Given entries
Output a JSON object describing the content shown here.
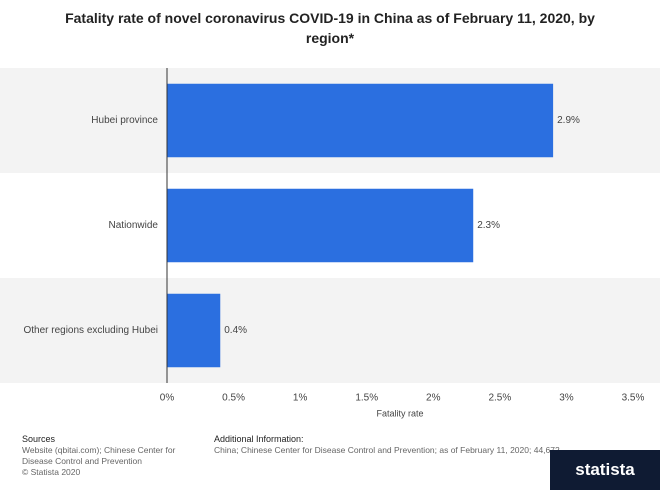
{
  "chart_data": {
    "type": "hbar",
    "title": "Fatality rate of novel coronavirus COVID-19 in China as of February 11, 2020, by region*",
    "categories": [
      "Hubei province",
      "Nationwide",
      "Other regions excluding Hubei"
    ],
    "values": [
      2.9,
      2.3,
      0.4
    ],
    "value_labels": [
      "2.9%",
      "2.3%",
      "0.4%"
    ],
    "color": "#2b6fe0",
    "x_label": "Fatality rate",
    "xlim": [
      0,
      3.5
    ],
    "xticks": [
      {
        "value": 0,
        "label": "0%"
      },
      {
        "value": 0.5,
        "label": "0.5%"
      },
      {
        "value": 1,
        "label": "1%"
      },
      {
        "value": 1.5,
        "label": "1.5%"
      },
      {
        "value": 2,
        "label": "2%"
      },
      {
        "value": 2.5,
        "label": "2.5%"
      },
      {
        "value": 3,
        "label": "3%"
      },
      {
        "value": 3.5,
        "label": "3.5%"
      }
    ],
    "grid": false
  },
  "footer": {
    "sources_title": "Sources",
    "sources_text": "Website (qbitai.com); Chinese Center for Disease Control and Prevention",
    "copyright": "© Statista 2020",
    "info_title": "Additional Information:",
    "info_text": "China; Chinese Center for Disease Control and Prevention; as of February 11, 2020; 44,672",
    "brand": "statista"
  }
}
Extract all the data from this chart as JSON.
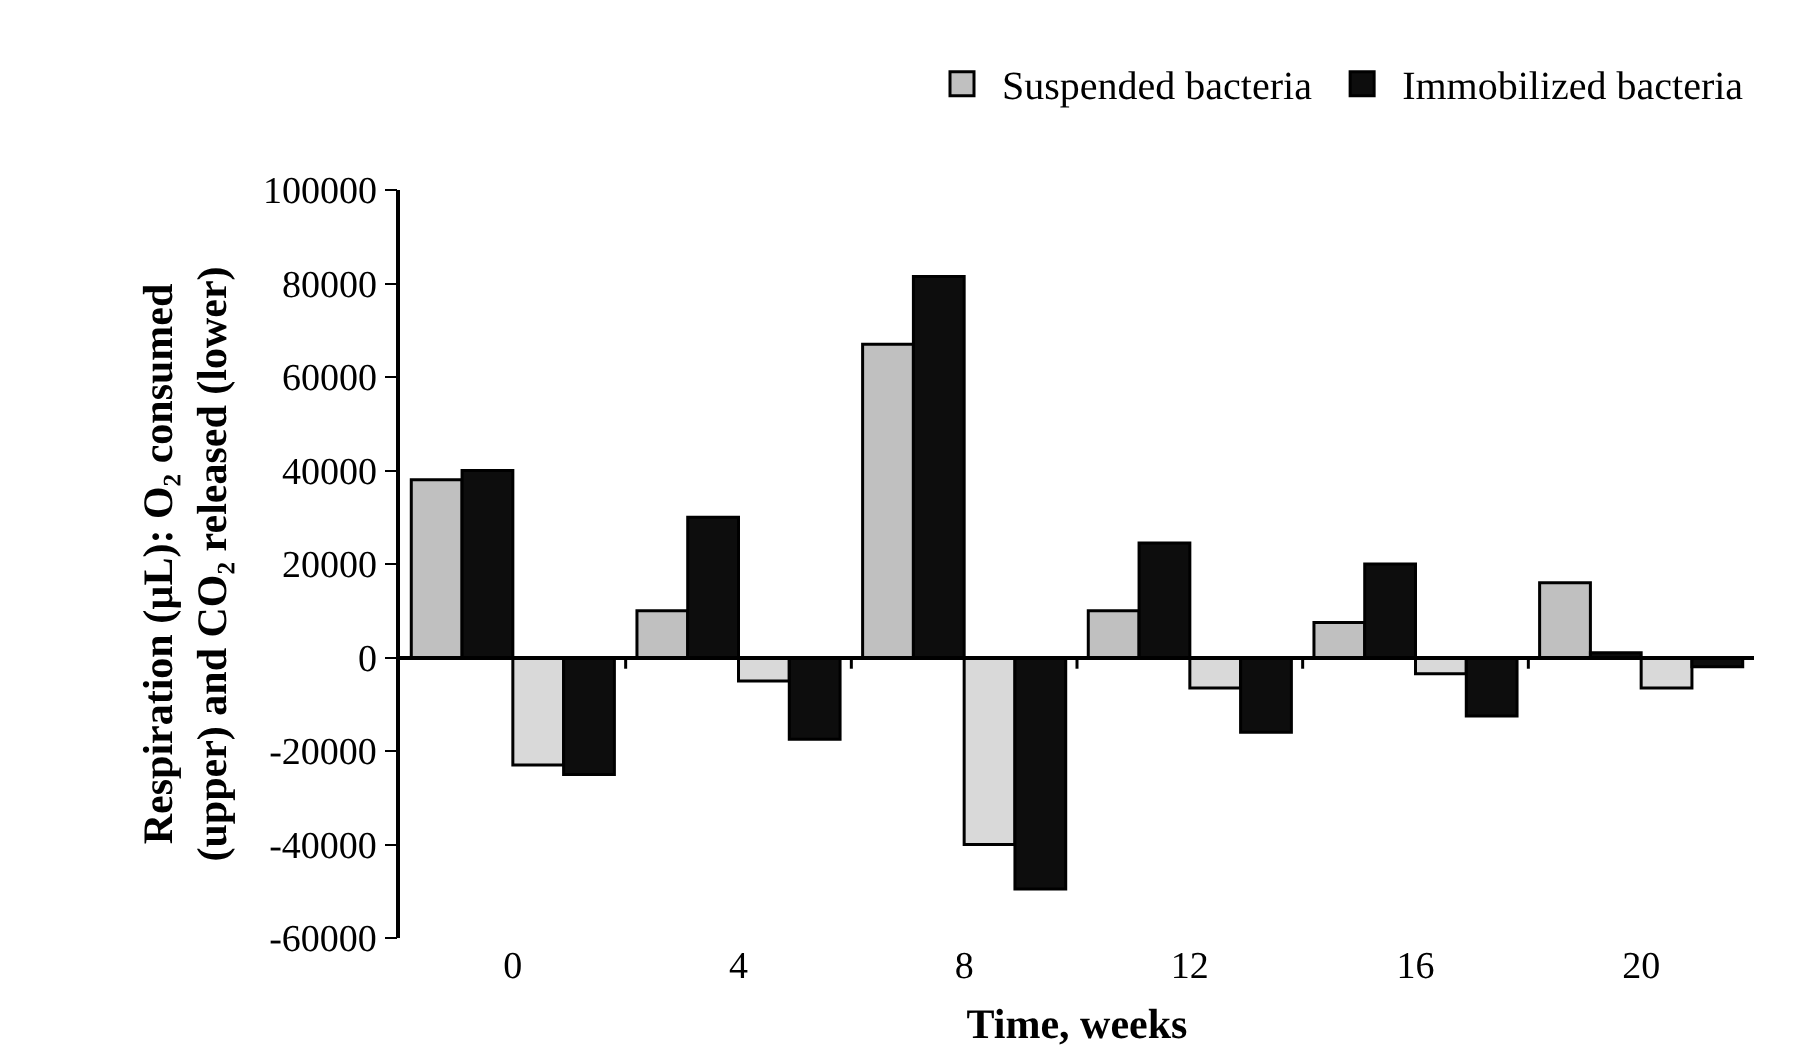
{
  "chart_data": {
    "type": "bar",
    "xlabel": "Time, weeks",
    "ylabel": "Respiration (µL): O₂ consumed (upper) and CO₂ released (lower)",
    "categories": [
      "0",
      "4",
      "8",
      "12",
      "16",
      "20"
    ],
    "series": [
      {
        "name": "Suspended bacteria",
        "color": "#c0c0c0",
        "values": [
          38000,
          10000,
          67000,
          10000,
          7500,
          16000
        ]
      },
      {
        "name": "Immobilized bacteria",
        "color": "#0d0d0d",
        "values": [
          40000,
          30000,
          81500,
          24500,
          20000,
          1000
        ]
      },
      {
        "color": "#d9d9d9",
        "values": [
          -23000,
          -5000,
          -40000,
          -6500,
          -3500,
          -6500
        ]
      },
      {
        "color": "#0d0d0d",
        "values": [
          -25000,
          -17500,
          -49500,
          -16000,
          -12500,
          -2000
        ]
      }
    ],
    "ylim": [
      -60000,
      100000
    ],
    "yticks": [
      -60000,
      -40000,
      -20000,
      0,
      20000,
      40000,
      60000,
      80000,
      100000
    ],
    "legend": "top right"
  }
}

Required action
Using the entries above, find all lines with "rate". Copy them.

Written solution
    "title": "Fatality rate of novel coronavirus COVID-19 in China as of February 11, 2020, by region*",
    "x_label": "Fatality rate",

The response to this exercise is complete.